◆ Exercise aim: All of the entries need to be written out again, exactly as they are.

◆ Exercise material:
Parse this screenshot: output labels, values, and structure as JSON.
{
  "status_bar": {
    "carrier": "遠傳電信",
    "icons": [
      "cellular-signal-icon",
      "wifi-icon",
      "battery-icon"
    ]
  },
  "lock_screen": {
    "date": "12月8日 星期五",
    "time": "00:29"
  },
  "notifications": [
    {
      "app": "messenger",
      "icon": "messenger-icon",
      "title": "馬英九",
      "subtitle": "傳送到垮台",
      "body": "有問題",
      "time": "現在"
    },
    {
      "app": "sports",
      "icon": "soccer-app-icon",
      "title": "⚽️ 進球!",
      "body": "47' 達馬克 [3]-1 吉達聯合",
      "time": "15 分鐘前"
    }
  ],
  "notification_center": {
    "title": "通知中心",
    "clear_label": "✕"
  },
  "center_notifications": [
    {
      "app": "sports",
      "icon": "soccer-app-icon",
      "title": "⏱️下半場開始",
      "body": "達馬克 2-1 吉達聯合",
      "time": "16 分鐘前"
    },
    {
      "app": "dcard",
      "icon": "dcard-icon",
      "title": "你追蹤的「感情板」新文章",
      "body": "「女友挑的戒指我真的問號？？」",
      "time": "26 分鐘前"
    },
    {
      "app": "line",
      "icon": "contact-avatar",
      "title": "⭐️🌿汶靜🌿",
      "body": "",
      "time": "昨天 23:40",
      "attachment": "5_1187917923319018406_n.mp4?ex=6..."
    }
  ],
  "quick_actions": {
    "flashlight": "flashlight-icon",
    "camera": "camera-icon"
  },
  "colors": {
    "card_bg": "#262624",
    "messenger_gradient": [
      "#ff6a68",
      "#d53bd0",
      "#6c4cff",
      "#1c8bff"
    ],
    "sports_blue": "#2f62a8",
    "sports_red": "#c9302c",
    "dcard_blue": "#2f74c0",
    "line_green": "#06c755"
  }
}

◆ Problem solution:
Parse this screenshot: output labels, values, and structure as JSON.
{
  "status_bar": {
    "carrier": "遠傳電信",
    "icons": [
      "cellular-signal-icon",
      "wifi-icon",
      "battery-icon"
    ]
  },
  "lock_screen": {
    "date": "12月8日 星期五",
    "time": "00:29"
  },
  "notifications": [
    {
      "app": "messenger",
      "icon": "messenger-icon",
      "title": "馬英九",
      "subtitle": "傳送到垮台",
      "body": "有問題",
      "time": "現在"
    },
    {
      "app": "sports",
      "icon": "soccer-app-icon",
      "title": "⚽️ 進球!",
      "body": "47' 達馬克 [3]-1 吉達聯合",
      "time": "15 分鐘前"
    }
  ],
  "notification_center": {
    "title": "通知中心",
    "clear_label": "✕"
  },
  "center_notifications": [
    {
      "app": "sports",
      "icon": "soccer-app-icon",
      "title": "⏱️下半場開始",
      "body": "達馬克 2-1 吉達聯合",
      "time": "16 分鐘前"
    },
    {
      "app": "dcard",
      "icon": "dcard-icon",
      "title": "你追蹤的「感情板」新文章",
      "body": "「女友挑的戒指我真的問號？？」",
      "time": "26 分鐘前"
    },
    {
      "app": "line",
      "icon": "contact-avatar",
      "title": "⭐️🌿汶靜🌿",
      "body": "",
      "time": "昨天 23:40",
      "attachment": "5_1187917923319018406_n.mp4?ex=6..."
    }
  ],
  "quick_actions": {
    "flashlight": "flashlight-icon",
    "camera": "camera-icon"
  },
  "colors": {
    "card_bg": "#262624",
    "messenger_gradient": [
      "#ff6a68",
      "#d53bd0",
      "#6c4cff",
      "#1c8bff"
    ],
    "sports_blue": "#2f62a8",
    "sports_red": "#c9302c",
    "dcard_blue": "#2f74c0",
    "line_green": "#06c755"
  }
}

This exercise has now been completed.